● EXERCISE BRIEF
Copy the data below from the line with "Text: 年　度: 年 度 xyxy=(381,181,417,200)" up to and including the line with "Text: 137,603: 137,603 xyxy=(497,514,566,533)", putting "Label" wherever "Text" appears and leaving everything else unchanged. Give only those lines.

● DATA FOR PROCESSING
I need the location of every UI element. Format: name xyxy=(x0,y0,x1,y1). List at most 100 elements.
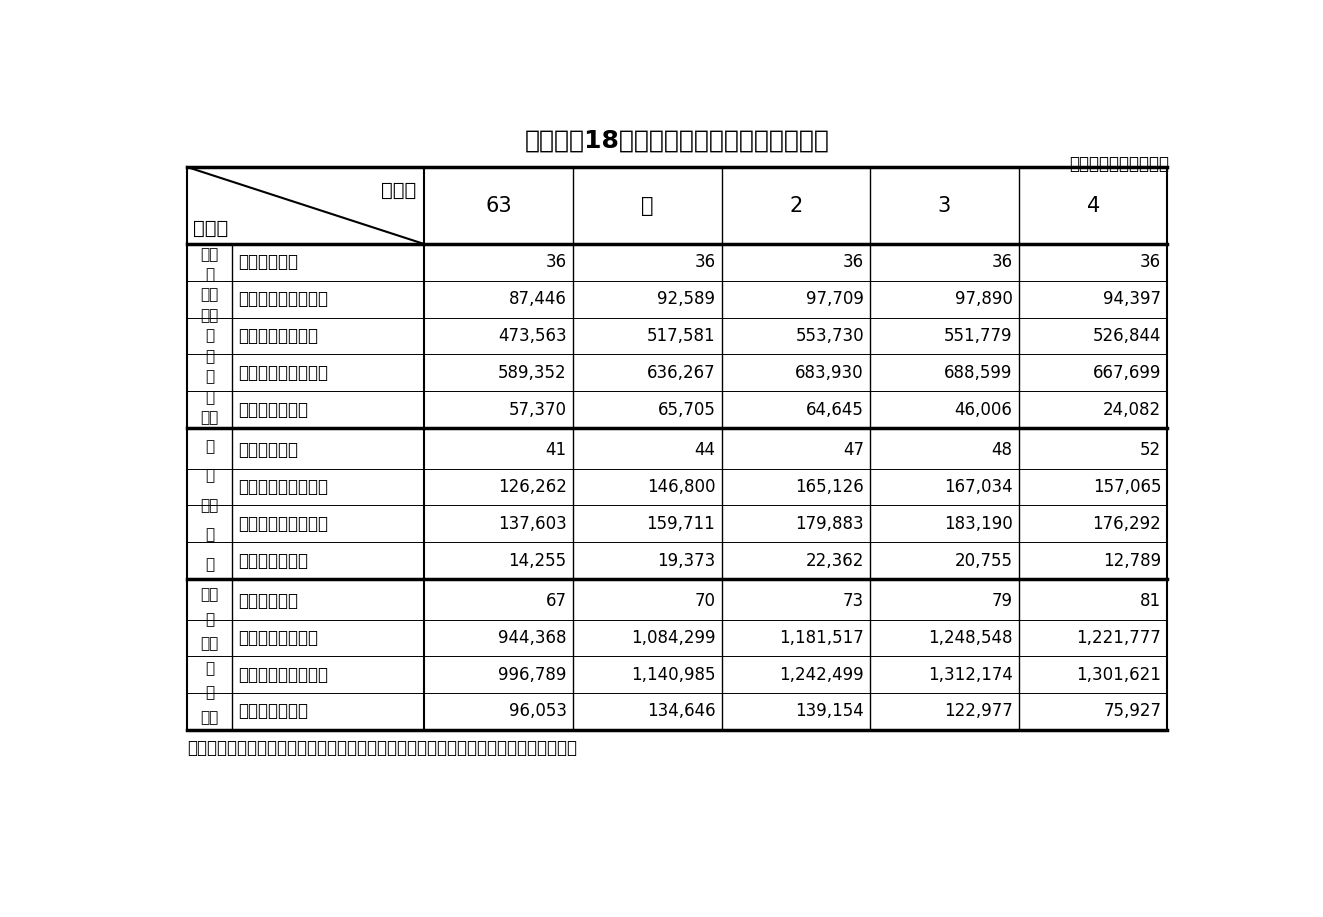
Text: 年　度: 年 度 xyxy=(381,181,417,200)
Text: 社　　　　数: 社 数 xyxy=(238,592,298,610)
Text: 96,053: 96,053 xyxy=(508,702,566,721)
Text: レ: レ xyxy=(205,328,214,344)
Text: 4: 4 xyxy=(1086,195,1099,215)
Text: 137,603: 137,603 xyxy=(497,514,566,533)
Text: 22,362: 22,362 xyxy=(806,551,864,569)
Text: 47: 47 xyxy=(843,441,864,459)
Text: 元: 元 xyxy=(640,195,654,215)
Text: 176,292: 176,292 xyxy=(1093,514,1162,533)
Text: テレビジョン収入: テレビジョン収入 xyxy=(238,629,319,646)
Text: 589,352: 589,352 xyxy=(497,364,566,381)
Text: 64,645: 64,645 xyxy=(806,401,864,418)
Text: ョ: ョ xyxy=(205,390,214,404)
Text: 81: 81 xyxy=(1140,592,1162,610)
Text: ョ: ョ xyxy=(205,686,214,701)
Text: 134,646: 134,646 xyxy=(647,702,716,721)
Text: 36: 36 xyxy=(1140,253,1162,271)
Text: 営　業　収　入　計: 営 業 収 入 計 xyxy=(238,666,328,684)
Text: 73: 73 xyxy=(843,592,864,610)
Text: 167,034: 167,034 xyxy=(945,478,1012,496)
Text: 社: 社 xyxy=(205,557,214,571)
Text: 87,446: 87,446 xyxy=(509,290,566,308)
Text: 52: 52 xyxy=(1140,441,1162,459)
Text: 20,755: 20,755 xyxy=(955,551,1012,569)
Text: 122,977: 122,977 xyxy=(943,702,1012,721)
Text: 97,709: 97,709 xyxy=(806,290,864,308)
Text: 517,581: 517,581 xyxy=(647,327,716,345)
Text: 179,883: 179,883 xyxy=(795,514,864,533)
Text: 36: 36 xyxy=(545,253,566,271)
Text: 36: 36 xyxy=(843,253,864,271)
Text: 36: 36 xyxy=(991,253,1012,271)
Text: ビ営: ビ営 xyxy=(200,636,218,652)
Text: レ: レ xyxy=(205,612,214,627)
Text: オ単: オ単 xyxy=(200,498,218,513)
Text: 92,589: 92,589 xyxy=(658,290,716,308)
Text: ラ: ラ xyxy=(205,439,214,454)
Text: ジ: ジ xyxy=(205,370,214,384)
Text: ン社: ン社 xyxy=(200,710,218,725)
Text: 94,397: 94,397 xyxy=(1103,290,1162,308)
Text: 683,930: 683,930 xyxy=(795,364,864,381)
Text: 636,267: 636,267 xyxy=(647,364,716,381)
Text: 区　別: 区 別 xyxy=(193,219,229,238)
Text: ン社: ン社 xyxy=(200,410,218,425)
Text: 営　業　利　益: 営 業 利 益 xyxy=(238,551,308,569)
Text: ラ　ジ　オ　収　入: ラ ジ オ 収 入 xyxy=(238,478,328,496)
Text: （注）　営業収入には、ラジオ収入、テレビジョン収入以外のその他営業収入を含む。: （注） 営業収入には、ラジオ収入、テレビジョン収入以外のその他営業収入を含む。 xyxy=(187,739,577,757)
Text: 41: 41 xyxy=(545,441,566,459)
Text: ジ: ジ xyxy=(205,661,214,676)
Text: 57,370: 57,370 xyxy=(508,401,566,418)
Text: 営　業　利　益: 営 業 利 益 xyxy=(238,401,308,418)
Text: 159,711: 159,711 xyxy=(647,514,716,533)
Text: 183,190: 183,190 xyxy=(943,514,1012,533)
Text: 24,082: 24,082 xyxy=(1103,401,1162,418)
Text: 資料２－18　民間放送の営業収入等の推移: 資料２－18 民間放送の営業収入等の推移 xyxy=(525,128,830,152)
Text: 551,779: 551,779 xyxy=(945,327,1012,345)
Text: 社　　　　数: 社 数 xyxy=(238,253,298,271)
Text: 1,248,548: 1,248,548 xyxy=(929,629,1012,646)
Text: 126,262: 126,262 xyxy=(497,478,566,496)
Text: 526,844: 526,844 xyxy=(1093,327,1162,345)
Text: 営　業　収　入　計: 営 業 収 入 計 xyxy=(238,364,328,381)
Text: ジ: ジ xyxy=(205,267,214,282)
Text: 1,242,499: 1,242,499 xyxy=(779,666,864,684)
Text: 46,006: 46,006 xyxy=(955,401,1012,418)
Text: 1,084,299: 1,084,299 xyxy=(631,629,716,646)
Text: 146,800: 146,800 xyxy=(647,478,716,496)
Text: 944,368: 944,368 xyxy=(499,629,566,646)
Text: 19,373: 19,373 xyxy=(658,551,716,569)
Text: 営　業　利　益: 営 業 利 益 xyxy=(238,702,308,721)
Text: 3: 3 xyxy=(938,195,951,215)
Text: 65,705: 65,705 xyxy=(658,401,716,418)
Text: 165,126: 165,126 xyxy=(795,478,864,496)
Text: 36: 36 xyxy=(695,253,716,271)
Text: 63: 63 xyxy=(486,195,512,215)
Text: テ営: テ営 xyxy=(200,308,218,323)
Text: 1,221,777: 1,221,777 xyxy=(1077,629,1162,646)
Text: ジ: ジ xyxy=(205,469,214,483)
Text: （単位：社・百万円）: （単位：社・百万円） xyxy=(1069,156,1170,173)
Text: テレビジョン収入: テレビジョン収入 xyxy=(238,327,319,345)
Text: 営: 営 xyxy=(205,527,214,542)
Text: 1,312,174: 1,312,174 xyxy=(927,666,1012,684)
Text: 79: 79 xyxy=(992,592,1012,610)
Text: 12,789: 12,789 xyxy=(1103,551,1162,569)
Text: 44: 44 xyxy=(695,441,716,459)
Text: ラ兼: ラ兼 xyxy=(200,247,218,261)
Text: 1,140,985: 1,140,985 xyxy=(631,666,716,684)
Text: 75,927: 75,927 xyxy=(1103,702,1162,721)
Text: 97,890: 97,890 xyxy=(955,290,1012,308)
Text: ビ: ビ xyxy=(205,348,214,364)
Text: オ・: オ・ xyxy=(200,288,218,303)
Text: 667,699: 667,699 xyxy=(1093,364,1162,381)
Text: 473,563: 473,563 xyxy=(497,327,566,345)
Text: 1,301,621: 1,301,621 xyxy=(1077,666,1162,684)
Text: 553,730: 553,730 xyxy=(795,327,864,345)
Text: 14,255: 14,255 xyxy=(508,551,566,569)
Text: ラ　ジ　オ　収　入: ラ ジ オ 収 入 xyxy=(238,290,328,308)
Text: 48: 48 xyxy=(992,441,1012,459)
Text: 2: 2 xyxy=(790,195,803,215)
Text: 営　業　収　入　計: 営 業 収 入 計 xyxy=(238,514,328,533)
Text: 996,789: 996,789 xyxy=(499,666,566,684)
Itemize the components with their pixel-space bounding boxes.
...
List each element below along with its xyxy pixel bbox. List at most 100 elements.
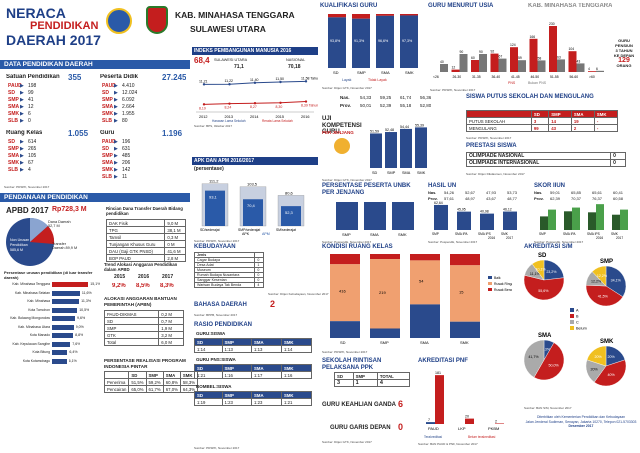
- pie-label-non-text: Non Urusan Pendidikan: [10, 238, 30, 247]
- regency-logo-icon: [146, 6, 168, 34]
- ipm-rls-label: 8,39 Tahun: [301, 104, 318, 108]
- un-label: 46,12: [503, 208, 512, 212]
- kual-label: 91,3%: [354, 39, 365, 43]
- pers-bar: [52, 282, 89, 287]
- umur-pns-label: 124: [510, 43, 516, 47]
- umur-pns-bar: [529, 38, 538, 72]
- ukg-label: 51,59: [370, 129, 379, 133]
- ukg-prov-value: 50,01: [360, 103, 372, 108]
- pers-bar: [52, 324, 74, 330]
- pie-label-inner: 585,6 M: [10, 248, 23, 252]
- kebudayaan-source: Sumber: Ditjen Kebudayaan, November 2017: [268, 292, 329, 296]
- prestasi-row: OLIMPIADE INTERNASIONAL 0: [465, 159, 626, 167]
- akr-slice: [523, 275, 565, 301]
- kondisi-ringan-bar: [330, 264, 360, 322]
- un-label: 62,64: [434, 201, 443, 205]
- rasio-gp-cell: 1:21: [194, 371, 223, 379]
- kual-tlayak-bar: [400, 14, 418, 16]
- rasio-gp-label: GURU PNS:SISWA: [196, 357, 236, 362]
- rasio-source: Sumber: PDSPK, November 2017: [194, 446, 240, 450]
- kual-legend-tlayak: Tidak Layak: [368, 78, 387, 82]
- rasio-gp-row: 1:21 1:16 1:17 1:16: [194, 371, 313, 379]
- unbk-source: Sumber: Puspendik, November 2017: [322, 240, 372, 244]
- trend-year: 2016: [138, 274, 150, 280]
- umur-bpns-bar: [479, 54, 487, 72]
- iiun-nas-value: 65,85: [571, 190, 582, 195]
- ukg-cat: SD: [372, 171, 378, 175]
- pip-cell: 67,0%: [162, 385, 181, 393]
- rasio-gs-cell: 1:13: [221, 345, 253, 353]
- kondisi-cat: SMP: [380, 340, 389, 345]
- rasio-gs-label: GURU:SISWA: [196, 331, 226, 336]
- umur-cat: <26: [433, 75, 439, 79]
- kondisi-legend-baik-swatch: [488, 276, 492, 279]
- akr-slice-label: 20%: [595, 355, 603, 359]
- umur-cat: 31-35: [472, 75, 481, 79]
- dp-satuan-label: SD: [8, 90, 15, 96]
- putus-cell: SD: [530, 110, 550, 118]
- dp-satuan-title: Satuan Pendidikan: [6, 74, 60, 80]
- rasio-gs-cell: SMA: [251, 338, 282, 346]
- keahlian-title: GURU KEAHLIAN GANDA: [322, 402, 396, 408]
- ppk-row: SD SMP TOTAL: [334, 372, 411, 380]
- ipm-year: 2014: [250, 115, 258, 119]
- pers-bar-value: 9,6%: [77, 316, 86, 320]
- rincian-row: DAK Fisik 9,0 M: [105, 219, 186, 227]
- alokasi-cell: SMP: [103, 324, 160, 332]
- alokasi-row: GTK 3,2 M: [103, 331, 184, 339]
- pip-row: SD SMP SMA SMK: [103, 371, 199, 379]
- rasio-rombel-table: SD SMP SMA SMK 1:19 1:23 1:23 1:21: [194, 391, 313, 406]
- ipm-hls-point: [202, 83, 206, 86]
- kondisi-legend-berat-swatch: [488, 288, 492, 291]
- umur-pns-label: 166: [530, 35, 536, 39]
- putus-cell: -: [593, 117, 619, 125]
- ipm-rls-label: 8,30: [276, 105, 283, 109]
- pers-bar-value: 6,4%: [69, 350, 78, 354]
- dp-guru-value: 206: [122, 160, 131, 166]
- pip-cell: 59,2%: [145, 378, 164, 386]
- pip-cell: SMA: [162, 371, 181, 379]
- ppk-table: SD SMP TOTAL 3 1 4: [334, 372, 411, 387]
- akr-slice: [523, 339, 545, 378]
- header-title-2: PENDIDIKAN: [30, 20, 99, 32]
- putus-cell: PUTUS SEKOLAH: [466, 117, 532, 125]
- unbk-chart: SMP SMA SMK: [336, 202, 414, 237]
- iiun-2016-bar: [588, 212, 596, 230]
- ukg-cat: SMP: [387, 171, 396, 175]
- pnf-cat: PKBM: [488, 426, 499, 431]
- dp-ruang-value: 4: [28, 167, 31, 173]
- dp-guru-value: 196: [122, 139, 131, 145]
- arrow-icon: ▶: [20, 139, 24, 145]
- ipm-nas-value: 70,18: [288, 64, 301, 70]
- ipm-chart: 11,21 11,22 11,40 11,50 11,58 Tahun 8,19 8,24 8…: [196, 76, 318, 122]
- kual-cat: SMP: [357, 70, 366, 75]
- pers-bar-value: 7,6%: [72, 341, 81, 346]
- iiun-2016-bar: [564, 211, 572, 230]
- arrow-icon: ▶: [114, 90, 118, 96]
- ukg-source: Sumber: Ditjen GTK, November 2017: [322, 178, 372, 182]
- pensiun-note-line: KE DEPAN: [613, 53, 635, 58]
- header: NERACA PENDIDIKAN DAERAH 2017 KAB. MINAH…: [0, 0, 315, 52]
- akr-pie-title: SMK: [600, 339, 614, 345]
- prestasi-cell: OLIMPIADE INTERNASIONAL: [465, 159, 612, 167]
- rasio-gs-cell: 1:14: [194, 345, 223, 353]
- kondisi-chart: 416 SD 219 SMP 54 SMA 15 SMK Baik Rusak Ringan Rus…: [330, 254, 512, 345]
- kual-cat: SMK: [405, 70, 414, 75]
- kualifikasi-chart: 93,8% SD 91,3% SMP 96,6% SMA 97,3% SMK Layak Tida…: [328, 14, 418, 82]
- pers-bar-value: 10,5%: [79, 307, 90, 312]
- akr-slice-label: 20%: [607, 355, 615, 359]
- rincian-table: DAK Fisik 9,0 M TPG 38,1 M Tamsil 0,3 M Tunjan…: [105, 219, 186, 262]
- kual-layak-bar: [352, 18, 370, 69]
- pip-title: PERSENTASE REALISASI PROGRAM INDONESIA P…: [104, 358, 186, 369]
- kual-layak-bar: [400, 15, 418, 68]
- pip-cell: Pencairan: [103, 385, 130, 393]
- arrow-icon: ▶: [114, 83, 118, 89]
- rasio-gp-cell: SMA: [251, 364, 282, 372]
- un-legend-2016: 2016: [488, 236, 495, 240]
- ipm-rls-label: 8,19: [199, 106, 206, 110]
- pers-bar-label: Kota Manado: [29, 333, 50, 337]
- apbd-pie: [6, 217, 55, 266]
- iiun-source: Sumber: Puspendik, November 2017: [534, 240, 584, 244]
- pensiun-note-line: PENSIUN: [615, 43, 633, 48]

● SOLUTION
Label: 年　度: 年 度 xyxy=(381,181,417,200)
Label: 社　　　　数: 社 数 xyxy=(238,592,298,610)
Label: 96,053: 96,053 xyxy=(508,702,566,721)
Label: レ: レ xyxy=(205,328,214,344)
Label: 4: 4 xyxy=(1086,195,1099,215)
Label: 137,603: 137,603 xyxy=(497,514,566,533)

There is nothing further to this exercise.